Based on the use, where would be the most stress? On the top loop where it’s anchored to the highest flag. Where’s the weakest point of a stack of horizontal layers? On the top of the top loop.
Where did the object break? On the top loop; right where it’s weakest. Duh!
Life is more interesting in the real world. There’s always something you didn’t anticipate.
[At this point I turned my garage inside out looking for the broken part to illustrate the situation. I couldn’t find it. THIS ALWAYS HAPPENS WHEN I CLEAN MY GARAGE! Then I found the broken part still on the flagpole. I apologized to the garage.]
Here’s the image. It snapped like a knife cut it:
I could make an improved design, but I decided not to do that. I got excited about a “controlled experiment”!
I pulled up the old file and loaded the rest of the same spool of PETG. I setup a print of the exact same object changing only the orientation. My plan is to put the new object back up the exact same flagpole. Accepting the caveats of unpredictable storms and seasonal variation, I’ll see how long the object lasts with nothing changed but the “grain”.
Place your bets!
Another image, this time with supports. (The black layer is PLA plastic which doesn’t adhere to the red PETG. This makes it easy to snap off the supports.)
Dammit! I fucked up.
I changed orientation and hit print. Seems logical but I forgot a detail. In mid-print I realized I’d left “infill” on default (I think it’s 10%).
Just about any solid made from a 3d printer is partially void. Plastic is strong enough to do internal voids so why wouldn’t you use that feature? (Note: This is not possible with casting, injection molding, or milling.)
Did I do that last time? Nope! Here’s my own text from last time:
I made it thicker, beefed up the infill and other slicer settings, and so forth. I think it looks better than store bought.
My new print with only 10% infill (90% of the object’s volume is void) is going to be shit! My “controlled experiment” was officially the same level bullshit as the media reporting the newest thing that cures cancer in rats!

* **SUPPLIED MATERIAL**

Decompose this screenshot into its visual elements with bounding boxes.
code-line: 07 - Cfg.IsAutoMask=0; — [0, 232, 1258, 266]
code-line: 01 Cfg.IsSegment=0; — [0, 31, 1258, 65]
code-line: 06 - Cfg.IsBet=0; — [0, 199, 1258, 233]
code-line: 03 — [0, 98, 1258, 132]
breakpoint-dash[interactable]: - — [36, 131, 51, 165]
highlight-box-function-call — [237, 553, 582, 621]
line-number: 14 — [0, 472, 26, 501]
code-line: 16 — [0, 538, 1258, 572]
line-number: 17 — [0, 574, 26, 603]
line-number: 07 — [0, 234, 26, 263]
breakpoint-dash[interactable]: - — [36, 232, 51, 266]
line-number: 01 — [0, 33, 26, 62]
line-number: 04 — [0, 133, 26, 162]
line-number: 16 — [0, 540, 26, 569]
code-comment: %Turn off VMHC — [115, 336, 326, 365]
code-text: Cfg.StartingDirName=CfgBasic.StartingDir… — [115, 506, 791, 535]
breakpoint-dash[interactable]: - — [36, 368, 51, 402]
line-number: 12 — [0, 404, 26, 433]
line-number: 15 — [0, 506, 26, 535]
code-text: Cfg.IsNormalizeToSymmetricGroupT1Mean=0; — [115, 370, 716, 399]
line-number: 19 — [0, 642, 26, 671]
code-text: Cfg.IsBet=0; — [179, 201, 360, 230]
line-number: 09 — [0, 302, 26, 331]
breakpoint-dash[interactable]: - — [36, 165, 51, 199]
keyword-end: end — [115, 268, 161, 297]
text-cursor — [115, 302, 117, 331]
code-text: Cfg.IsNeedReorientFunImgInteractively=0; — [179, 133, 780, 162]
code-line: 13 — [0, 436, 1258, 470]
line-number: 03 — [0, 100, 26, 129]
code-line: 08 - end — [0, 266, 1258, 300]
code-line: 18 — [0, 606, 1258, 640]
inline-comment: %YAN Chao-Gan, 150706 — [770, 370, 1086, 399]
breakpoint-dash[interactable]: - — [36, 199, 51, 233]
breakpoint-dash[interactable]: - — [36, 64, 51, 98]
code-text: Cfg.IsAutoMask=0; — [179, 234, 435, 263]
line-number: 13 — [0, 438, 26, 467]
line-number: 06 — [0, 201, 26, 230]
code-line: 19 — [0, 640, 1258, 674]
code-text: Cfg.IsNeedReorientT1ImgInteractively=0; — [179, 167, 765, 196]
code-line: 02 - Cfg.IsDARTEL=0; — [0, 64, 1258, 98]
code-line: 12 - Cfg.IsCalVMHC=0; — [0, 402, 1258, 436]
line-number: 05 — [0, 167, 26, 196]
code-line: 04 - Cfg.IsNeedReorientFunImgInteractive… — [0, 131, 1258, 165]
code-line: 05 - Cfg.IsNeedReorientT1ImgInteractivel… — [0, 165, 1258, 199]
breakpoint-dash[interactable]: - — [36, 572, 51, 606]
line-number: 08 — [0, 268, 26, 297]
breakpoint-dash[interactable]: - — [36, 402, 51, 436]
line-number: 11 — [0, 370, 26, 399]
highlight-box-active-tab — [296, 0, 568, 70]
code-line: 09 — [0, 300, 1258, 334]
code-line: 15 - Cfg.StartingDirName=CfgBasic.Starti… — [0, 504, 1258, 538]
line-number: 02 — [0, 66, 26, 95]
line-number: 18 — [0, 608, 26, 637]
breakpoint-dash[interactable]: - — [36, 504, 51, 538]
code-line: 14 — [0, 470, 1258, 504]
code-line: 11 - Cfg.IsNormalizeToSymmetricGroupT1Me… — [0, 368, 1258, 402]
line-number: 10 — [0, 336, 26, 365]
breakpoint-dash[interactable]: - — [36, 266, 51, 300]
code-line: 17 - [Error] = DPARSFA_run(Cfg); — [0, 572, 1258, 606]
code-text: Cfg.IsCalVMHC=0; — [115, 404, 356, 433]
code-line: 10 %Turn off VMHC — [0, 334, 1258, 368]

* **QUESTIONS ON THE MATERIAL**
A – In the flagpole post, where did the 3D-printed object break?
B – Set down the part of the flagpole post starting with "Did I do that" and going on through "than store bought.", word for word.

* **ANSWERS FOR THIS EXERCISE**
A – It broke on the top loop, right where it was weakest.

B –
Did I do that last time? Nope! Here’s my own text from last time:
I made it thicker, beefed up the infill and other slicer settings, and so forth. I think it looks better than store bought.